Work instructions: Restate the entries word for word, omitting nothing.

Data:
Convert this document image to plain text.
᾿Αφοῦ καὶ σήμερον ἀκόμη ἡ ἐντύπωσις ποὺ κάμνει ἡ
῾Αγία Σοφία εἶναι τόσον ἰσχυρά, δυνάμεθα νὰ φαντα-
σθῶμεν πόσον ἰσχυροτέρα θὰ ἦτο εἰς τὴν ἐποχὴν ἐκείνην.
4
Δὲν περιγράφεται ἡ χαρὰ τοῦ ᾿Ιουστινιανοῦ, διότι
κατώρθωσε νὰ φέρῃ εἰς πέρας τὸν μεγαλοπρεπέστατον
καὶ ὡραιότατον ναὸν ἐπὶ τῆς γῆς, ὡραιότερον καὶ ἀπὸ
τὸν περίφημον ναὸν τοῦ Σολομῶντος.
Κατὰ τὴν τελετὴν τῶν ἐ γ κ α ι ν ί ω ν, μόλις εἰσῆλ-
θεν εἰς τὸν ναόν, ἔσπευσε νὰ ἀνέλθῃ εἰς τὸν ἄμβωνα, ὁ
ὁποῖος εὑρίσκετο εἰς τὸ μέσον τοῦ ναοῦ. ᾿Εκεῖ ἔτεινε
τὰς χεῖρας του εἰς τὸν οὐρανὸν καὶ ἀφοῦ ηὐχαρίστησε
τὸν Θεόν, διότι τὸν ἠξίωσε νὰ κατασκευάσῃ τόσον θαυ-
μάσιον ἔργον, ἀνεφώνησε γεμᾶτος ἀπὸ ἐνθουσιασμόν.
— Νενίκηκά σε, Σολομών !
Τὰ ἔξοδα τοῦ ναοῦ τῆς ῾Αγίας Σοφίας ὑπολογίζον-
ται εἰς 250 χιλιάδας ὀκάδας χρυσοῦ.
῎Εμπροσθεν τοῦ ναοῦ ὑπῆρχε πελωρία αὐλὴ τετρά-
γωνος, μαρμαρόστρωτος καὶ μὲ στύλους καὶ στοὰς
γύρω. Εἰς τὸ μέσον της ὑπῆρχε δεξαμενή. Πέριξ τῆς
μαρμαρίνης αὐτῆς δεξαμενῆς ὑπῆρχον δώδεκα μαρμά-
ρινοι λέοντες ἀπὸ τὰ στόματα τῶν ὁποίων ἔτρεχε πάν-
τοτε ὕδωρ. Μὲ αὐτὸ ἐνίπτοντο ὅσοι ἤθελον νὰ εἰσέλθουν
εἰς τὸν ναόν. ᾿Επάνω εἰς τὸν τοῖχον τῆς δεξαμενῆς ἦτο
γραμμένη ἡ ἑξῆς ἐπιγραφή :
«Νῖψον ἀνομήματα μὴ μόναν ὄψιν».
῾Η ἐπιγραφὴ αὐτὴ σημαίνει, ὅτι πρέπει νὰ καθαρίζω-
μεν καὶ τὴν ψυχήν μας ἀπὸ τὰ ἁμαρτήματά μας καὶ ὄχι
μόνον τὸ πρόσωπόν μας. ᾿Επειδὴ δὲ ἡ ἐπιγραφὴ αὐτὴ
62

Answer to the exercise:
Convert this document image to plain text.
᾿Αφοῦ καὶ σήμερον ἀκόμη ἡ ἐντύπωσις ποὺ κάμνει ἡ
῾Αγία Σοφία εἶναι τόσον ἰσχυρά, δυνάμεθα νὰ φαντα-
σθῶμεν πόσον ἰσχυροτέρα θὰ ἦτο εἰς τὴν ἐποχὴν ἐκείνην.
4
Δὲν περιγράφεται ἡ χαρὰ τοῦ ᾿Ιουστινιανοῦ, διότι
κατώρθωσε νὰ φέρῃ εἰς πέρας τὸν μεγαλοπρεπέστατον
καὶ ὡραιότατον ναὸν ἐπὶ τῆς γῆς, ὡραιότερον καὶ ἀπὸ
τὸν περίφημον ναὸν τοῦ Σολομῶντος.
Κατὰ τὴν τελετὴν τῶν ἐ γ κ α ι ν ί ω ν, μόλις εἰσῆλ-
θεν εἰς τὸν ναόν, ἔσπευσε νὰ ἀνέλθῃ εἰς τὸν ἄμβωνα, ὁ
ὁποῖος εὑρίσκετο εἰς τὸ μέσον τοῦ ναοῦ. ᾿Εκεῖ ἔτεινε
τὰς χεῖρας του εἰς τὸν οὐρανὸν καὶ ἀφοῦ ηὐχαρίστησε
τὸν Θεόν, διότι τὸν ἠξίωσε νὰ κατασκευάσῃ τόσον θαυ-
μάσιον ἔργον, ἀνεφώνησε γεμᾶτος ἀπὸ ἐνθουσιασμόν.
— Νενίκηκά σε, Σολομών !
Τὰ ἔξοδα τοῦ ναοῦ τῆς ῾Αγίας Σοφίας ὑπολογίζον-
ται εἰς 250 χιλιάδας ὀκάδας χρυσοῦ.
῎Εμπροσθεν τοῦ ναοῦ ὑπῆρχε πελωρία αὐλὴ τετρά-
γωνος, μαρμαρόστρωτος καὶ μὲ στύλους καὶ στοὰς
γύρω. Εἰς τὸ μέσον της ὑπῆρχε δεξαμενή. Πέριξ τῆς
μαρμαρίνης αὐτῆς δεξαμενῆς ὑπῆρχον δώδεκα μαρμά-
ρινοι λέοντες ἀπὸ τὰ στόματα τῶν ὁποίων ἔτρεχε πάν-
τοτε ὕδωρ. Μὲ αὐτὸ ἐνίπτοντο ὅσοι ἤθελον νὰ εἰσέλθουν
εἰς τὸν ναόν. ᾿Επάνω εἰς τὸν τοῖχον τῆς δεξαμενῆς ἦτο
γραμμένη ἡ ἑξῆς ἐπιγραφή :
«Νῖψον ἀνομήματα μὴ μόναν ὄψιν».
῾Η ἐπιγραφὴ αὐτὴ σημαίνει, ὅτι πρέπει νὰ καθαρίζω-
μεν καὶ τὴν ψυχήν μας ἀπὸ τὰ ἁμαρτήματά μας καὶ ὄχι
μόνον τὸ πρόσωπόν μας. ᾿Επειδὴ δὲ ἡ ἐπιγραφὴ αὐτὴ
62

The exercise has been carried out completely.